### Records shown ###

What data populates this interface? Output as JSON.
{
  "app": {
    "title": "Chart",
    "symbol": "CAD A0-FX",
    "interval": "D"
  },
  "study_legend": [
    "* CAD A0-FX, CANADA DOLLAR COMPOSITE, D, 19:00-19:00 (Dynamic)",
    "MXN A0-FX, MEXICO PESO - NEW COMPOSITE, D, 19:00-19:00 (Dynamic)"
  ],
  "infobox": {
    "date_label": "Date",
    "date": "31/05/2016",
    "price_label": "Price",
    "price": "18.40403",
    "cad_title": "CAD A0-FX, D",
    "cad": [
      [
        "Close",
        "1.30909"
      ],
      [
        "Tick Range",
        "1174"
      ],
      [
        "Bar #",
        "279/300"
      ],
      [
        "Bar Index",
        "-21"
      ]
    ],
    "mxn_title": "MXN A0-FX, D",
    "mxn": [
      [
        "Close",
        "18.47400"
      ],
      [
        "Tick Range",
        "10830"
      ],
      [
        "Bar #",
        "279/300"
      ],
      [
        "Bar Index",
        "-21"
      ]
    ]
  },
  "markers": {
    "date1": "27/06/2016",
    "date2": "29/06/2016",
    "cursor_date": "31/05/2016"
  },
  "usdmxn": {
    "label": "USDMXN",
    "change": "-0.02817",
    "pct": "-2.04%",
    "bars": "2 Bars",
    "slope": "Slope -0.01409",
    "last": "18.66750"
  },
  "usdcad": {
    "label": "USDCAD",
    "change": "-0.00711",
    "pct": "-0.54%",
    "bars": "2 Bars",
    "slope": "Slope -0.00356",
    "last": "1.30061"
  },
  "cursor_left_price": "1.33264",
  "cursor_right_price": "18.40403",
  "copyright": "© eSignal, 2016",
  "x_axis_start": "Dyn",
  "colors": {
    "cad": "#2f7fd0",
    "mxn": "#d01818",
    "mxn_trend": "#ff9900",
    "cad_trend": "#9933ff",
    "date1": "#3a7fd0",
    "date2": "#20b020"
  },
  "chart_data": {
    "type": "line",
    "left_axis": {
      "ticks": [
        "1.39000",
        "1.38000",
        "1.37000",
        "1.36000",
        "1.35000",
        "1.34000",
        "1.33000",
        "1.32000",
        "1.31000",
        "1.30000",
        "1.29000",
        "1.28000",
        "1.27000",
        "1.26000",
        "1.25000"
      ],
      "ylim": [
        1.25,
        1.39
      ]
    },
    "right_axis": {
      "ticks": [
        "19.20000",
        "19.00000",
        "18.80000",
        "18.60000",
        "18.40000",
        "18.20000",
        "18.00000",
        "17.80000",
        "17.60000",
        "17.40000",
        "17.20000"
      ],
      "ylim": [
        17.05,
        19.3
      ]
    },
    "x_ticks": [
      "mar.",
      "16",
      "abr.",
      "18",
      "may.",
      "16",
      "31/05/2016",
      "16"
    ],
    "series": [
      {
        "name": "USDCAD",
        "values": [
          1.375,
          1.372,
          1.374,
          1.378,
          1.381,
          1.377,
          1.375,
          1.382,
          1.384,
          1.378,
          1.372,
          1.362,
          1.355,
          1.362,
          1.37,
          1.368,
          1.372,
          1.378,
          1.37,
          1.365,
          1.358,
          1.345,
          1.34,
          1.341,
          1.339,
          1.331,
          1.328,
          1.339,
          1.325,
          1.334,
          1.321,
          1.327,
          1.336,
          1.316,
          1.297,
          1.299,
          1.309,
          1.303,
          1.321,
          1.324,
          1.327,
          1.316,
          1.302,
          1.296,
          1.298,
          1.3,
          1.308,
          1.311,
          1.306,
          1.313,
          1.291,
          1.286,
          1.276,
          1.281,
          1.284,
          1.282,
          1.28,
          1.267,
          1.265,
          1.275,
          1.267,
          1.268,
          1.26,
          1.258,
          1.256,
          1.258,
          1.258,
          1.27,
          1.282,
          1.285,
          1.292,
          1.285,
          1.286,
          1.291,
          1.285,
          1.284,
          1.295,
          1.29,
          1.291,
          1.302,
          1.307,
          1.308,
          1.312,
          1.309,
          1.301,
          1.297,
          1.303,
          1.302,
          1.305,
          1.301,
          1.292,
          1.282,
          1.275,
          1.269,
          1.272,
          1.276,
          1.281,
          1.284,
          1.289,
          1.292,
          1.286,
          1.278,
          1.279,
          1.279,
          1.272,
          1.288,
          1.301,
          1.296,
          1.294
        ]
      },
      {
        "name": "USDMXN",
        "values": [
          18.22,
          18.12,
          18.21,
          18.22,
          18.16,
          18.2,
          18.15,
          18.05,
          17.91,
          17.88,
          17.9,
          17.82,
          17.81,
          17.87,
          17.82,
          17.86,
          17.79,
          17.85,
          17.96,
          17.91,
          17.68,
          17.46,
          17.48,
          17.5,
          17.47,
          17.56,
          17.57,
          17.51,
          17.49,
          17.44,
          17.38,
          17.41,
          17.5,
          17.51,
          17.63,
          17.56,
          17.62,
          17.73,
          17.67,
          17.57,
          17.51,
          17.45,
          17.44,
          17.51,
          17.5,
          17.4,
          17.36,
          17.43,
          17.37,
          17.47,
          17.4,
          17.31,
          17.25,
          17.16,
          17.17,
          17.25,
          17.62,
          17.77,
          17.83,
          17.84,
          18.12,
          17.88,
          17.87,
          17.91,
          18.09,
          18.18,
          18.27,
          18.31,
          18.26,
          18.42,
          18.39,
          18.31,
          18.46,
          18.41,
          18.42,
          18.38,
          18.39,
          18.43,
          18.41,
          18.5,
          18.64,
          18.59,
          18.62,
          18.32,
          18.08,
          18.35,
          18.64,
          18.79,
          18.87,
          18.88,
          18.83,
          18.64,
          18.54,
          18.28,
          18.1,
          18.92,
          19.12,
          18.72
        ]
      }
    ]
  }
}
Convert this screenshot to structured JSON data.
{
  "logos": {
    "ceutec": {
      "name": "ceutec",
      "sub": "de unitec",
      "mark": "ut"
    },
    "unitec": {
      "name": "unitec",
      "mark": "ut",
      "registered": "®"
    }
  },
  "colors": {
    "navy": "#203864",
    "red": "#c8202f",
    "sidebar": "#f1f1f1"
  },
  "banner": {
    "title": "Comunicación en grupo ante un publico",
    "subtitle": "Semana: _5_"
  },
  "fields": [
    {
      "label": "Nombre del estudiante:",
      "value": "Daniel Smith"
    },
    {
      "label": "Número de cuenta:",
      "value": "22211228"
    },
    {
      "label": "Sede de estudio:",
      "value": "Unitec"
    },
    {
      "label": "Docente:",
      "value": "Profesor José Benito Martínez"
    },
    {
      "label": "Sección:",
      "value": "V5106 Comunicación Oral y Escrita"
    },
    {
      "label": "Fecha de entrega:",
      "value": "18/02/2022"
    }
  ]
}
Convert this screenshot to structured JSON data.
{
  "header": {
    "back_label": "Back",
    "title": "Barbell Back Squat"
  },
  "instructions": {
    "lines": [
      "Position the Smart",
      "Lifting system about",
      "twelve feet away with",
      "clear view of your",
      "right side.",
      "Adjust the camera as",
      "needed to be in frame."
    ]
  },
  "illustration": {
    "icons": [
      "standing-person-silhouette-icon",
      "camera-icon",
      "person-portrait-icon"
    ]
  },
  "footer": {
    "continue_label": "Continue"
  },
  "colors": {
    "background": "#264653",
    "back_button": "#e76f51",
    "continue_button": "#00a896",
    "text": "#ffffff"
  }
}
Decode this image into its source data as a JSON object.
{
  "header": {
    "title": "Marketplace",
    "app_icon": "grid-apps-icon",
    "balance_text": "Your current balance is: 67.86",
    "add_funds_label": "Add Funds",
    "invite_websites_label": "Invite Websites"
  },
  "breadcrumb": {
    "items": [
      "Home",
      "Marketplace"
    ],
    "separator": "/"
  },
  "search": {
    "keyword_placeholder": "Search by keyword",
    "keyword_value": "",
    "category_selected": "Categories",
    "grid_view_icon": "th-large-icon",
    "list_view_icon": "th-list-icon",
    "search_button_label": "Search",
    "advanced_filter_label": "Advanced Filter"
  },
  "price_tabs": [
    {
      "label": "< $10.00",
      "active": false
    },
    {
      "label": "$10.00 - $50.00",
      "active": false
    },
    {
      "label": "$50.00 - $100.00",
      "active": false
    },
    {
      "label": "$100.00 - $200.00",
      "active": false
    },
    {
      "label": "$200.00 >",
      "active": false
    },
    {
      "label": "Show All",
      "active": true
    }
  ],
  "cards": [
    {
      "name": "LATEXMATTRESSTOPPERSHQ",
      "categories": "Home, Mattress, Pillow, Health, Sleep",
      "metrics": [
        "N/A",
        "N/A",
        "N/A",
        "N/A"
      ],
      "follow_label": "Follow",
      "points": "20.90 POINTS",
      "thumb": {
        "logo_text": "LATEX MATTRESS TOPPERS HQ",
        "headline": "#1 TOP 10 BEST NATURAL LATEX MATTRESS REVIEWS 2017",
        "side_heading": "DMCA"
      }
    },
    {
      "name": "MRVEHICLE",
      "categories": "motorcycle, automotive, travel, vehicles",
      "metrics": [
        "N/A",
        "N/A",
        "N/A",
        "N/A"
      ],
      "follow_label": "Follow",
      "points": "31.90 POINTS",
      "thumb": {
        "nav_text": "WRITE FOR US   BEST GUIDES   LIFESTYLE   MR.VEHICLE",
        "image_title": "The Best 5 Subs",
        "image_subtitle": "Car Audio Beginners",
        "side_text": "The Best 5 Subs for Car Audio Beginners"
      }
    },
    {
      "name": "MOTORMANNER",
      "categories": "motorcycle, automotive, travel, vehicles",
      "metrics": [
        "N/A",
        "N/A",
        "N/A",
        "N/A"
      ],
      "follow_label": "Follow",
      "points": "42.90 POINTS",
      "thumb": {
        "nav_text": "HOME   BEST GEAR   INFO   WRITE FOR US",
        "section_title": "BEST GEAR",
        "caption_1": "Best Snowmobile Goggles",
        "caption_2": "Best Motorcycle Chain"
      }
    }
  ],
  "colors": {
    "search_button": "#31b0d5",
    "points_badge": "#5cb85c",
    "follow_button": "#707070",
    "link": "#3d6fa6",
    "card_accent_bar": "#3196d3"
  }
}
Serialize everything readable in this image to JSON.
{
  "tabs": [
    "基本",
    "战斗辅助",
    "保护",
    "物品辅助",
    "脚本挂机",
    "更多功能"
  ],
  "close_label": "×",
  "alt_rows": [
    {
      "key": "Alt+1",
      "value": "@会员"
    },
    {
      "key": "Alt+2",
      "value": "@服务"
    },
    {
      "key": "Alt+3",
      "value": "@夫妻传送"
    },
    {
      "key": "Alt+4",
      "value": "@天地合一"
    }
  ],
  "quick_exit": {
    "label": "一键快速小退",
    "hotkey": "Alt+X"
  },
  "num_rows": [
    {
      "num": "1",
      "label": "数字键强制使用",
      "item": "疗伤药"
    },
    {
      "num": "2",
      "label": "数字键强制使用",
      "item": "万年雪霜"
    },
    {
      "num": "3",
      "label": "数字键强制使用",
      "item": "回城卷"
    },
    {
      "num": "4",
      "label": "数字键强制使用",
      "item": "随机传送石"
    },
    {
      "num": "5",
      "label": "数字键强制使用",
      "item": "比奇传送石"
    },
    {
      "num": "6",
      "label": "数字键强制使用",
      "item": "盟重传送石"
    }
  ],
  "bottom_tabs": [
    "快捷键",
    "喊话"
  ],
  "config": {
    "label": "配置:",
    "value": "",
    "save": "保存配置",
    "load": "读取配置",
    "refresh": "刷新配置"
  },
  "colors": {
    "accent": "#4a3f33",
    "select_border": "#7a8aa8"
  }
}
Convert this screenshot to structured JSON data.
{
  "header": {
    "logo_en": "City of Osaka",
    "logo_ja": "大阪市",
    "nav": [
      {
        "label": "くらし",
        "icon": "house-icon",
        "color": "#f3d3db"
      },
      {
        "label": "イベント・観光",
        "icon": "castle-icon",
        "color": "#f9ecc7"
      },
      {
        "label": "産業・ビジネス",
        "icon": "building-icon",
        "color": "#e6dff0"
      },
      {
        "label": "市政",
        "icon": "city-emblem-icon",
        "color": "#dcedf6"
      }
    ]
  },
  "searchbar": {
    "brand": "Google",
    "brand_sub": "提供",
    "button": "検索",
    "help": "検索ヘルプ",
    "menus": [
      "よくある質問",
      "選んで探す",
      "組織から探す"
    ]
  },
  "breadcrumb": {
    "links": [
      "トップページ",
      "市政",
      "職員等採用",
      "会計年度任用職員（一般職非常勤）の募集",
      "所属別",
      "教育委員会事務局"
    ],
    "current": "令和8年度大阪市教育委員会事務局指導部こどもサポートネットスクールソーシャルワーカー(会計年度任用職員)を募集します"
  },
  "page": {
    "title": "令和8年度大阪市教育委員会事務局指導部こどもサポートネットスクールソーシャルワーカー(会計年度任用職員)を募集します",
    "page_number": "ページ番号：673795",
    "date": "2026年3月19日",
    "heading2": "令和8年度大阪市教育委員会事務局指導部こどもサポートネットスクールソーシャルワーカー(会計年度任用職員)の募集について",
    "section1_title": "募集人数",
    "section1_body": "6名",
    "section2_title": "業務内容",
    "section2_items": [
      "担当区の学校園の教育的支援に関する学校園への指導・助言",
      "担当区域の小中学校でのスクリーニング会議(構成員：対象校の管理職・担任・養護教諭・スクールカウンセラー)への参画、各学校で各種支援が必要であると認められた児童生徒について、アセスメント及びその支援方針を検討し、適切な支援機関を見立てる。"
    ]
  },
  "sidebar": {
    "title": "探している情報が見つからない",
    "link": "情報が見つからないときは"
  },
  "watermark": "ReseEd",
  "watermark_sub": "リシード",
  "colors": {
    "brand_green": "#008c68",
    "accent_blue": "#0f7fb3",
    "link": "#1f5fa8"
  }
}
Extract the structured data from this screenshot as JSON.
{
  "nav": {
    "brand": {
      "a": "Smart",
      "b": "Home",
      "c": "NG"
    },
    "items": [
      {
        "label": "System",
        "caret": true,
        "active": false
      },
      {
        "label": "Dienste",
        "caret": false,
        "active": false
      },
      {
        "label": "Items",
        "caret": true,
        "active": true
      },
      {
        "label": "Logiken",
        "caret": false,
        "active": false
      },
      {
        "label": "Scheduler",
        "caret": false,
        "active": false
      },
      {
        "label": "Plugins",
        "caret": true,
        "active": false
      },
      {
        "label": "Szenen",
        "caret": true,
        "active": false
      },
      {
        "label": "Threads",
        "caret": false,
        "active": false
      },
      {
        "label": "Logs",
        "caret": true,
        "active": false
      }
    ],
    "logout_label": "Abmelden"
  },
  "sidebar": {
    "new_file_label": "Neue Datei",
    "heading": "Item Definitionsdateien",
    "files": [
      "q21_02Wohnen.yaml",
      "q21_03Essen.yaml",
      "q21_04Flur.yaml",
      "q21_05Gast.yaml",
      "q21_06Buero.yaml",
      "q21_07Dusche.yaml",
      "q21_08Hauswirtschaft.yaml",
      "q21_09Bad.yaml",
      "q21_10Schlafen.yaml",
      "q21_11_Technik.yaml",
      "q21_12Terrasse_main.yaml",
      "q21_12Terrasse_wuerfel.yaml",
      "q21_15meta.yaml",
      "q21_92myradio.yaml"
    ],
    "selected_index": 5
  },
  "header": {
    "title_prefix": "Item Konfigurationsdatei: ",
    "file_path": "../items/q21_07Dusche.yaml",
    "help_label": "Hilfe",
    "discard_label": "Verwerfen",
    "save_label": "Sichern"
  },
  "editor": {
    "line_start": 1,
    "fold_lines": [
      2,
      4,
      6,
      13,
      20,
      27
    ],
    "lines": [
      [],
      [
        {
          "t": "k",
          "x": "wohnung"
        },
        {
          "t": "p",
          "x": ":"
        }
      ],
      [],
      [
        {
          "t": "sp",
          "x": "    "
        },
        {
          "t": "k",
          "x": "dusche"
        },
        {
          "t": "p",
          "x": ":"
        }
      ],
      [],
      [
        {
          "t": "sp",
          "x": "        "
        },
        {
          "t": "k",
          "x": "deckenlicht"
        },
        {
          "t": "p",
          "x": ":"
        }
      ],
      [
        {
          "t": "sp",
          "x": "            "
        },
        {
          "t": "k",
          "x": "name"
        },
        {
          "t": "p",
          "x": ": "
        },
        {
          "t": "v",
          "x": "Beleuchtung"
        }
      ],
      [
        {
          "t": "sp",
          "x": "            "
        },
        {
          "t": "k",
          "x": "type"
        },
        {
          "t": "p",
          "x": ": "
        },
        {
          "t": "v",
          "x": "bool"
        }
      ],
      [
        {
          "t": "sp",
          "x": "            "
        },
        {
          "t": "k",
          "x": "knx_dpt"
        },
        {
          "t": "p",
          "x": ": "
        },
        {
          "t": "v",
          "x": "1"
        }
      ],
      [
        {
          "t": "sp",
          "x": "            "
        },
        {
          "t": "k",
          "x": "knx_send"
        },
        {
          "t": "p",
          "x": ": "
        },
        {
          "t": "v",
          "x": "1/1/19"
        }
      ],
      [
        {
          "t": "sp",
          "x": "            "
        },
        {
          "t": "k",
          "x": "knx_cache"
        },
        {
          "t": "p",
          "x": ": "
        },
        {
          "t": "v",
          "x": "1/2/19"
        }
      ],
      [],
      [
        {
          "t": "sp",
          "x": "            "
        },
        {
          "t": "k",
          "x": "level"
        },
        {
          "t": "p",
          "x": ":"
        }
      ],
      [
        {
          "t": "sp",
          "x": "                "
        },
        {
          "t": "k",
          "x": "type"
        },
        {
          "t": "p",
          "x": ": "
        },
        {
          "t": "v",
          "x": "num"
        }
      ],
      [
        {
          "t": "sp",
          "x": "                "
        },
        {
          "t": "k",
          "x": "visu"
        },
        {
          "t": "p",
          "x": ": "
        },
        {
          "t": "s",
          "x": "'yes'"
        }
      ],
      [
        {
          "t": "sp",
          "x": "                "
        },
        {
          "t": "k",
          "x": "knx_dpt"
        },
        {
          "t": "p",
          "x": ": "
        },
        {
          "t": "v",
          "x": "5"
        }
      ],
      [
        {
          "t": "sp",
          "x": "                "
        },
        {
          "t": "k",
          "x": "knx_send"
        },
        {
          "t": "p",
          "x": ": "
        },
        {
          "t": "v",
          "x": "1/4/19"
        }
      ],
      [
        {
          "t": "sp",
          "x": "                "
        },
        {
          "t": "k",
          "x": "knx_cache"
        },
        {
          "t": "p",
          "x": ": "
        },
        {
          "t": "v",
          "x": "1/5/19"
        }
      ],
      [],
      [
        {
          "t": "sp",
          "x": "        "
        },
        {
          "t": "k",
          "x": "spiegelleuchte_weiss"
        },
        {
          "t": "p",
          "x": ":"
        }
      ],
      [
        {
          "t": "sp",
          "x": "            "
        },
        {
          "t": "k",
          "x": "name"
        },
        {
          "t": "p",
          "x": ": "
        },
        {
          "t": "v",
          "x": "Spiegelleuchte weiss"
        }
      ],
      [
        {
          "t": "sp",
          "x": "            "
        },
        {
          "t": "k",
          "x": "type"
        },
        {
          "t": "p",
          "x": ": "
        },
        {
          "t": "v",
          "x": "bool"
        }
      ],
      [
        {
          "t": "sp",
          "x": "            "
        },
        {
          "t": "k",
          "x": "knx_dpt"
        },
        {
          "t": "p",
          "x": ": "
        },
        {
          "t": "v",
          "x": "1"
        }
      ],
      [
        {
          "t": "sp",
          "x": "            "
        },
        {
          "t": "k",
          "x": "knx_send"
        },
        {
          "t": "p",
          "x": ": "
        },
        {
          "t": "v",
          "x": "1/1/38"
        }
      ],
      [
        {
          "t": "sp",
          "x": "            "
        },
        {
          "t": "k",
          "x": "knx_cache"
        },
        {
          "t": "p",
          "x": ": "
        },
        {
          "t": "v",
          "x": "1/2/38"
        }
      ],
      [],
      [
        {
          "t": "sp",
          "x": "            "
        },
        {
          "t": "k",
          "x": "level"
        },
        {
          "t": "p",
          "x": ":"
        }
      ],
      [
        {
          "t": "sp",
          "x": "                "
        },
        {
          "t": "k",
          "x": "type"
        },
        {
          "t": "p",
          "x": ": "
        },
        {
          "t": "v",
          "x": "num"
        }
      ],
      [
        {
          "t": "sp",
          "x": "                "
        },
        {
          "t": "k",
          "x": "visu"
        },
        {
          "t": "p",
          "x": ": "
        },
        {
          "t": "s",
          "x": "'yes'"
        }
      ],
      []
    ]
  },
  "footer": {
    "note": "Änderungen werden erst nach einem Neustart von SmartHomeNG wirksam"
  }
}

###

## What to produce
Which lines in the records above contain the string "Subs"? Copy each one.

## Exercise answer
        "image_title": "The Best 5 Subs",
        "side_text": "The Best 5 Subs for Car Audio Beginners"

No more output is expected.